*Collected data:*
☆ ☆ ☆

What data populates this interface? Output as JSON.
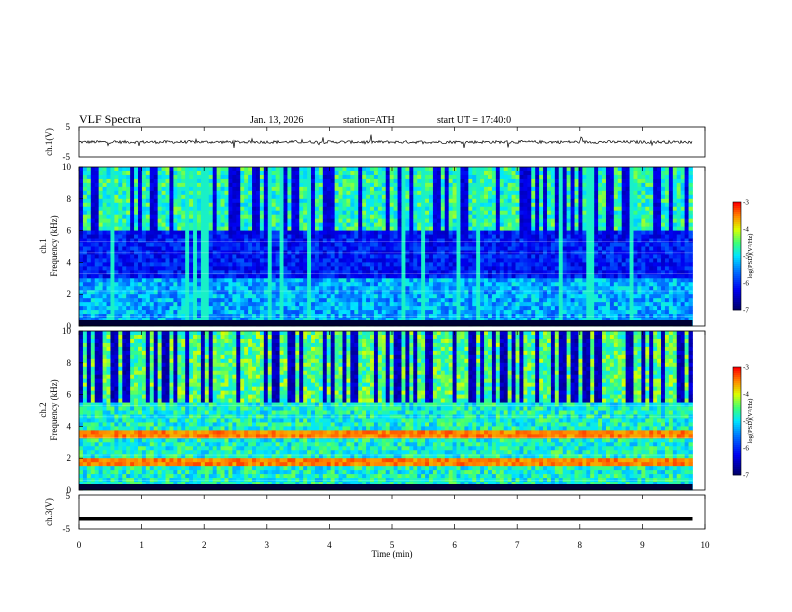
{
  "header": {
    "title": "VLF  Spectra",
    "date": "Jan. 13, 2026",
    "station": "station=ATH",
    "start": "start  UT  =   17:40:0"
  },
  "chart_data": [
    {
      "type": "line",
      "panel": "ch1-waveform",
      "ylabel": "ch.1(V)",
      "ylim": [
        -5,
        5
      ],
      "yticks": [
        "5",
        "-5"
      ],
      "x_range": [
        0,
        9.8
      ],
      "baseline": 0,
      "description_of_signal": "noisy trace near 0 V with occasional spikes"
    },
    {
      "type": "heatmap",
      "panel": "ch1-spectrogram",
      "ylabel_line1": "ch.1",
      "ylabel_line2": "Frequency  (kHz)",
      "ylim": [
        0,
        10
      ],
      "yticks": [
        "0",
        "2",
        "4",
        "6",
        "8",
        "10"
      ],
      "x_range": [
        0,
        9.8
      ],
      "colorbar": {
        "label": "log(PSD)(V²/Hz)",
        "range": [
          -7,
          -3
        ],
        "ticks": [
          "-3",
          "-4",
          "-5",
          "-6",
          "-7"
        ]
      }
    },
    {
      "type": "heatmap",
      "panel": "ch2-spectrogram",
      "ylabel_line1": "ch.2",
      "ylabel_line2": "Frequency  (kHz)",
      "ylim": [
        0,
        10
      ],
      "yticks": [
        "0",
        "2",
        "4",
        "6",
        "8",
        "10"
      ],
      "x_range": [
        0,
        9.8
      ],
      "colorbar": {
        "label": "log(PSD)(V²/Hz)",
        "range": [
          -7,
          -3
        ],
        "ticks": [
          "-3",
          "-4",
          "-5",
          "-6",
          "-7"
        ]
      }
    },
    {
      "type": "line",
      "panel": "ch3-waveform",
      "ylabel": "ch.3(V)",
      "ylim": [
        -5,
        5
      ],
      "yticks": [
        "5",
        "-5"
      ],
      "x_range": [
        0,
        9.8
      ],
      "baseline": -2
    }
  ],
  "xaxis": {
    "label": "Time  (min)",
    "ticks": [
      "0",
      "1",
      "2",
      "3",
      "4",
      "5",
      "6",
      "7",
      "8",
      "9",
      "10"
    ],
    "xlim": [
      0,
      10
    ]
  },
  "colors": {
    "low": "#00007f",
    "mid": "#00e5ff",
    "high": "#ff2000"
  }
}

☆ ☆ ☆

*WORK TO DO:*
In the copy, include no pictures; restate the listing above exactly.

*ANSWER TO THIS TASK:*
What data populates this interface? Output as JSON.
{
  "header": {
    "title": "VLF  Spectra",
    "date": "Jan. 13, 2026",
    "station": "station=ATH",
    "start": "start  UT  =   17:40:0"
  },
  "chart_data": [
    {
      "type": "line",
      "panel": "ch1-waveform",
      "ylabel": "ch.1(V)",
      "ylim": [
        -5,
        5
      ],
      "yticks": [
        "5",
        "-5"
      ],
      "x_range": [
        0,
        9.8
      ],
      "baseline": 0,
      "description_of_signal": "noisy trace near 0 V with occasional spikes"
    },
    {
      "type": "heatmap",
      "panel": "ch1-spectrogram",
      "ylabel_line1": "ch.1",
      "ylabel_line2": "Frequency  (kHz)",
      "ylim": [
        0,
        10
      ],
      "yticks": [
        "0",
        "2",
        "4",
        "6",
        "8",
        "10"
      ],
      "x_range": [
        0,
        9.8
      ],
      "colorbar": {
        "label": "log(PSD)(V²/Hz)",
        "range": [
          -7,
          -3
        ],
        "ticks": [
          "-3",
          "-4",
          "-5",
          "-6",
          "-7"
        ]
      }
    },
    {
      "type": "heatmap",
      "panel": "ch2-spectrogram",
      "ylabel_line1": "ch.2",
      "ylabel_line2": "Frequency  (kHz)",
      "ylim": [
        0,
        10
      ],
      "yticks": [
        "0",
        "2",
        "4",
        "6",
        "8",
        "10"
      ],
      "x_range": [
        0,
        9.8
      ],
      "colorbar": {
        "label": "log(PSD)(V²/Hz)",
        "range": [
          -7,
          -3
        ],
        "ticks": [
          "-3",
          "-4",
          "-5",
          "-6",
          "-7"
        ]
      }
    },
    {
      "type": "line",
      "panel": "ch3-waveform",
      "ylabel": "ch.3(V)",
      "ylim": [
        -5,
        5
      ],
      "yticks": [
        "5",
        "-5"
      ],
      "x_range": [
        0,
        9.8
      ],
      "baseline": -2
    }
  ],
  "xaxis": {
    "label": "Time  (min)",
    "ticks": [
      "0",
      "1",
      "2",
      "3",
      "4",
      "5",
      "6",
      "7",
      "8",
      "9",
      "10"
    ],
    "xlim": [
      0,
      10
    ]
  },
  "colors": {
    "low": "#00007f",
    "mid": "#00e5ff",
    "high": "#ff2000"
  }
}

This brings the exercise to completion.